Task inputs —
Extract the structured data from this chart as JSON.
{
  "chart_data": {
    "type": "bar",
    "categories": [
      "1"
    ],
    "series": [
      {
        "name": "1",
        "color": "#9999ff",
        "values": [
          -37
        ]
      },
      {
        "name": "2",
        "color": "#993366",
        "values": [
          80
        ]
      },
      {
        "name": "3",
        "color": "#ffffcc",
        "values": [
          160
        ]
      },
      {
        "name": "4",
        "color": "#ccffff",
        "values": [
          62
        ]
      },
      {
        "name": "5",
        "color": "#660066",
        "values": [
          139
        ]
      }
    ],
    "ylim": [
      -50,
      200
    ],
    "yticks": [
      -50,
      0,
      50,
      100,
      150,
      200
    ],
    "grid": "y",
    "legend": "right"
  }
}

Job — Copy down the whole of the data above, matching it exactly.

Answer for this exercise —
Extract the structured data from this chart as JSON.
{
  "chart_data": {
    "type": "bar",
    "categories": [
      "1"
    ],
    "series": [
      {
        "name": "1",
        "color": "#9999ff",
        "values": [
          -37
        ]
      },
      {
        "name": "2",
        "color": "#993366",
        "values": [
          80
        ]
      },
      {
        "name": "3",
        "color": "#ffffcc",
        "values": [
          160
        ]
      },
      {
        "name": "4",
        "color": "#ccffff",
        "values": [
          62
        ]
      },
      {
        "name": "5",
        "color": "#660066",
        "values": [
          139
        ]
      }
    ],
    "ylim": [
      -50,
      200
    ],
    "yticks": [
      -50,
      0,
      50,
      100,
      150,
      200
    ],
    "grid": "y",
    "legend": "right"
  }
}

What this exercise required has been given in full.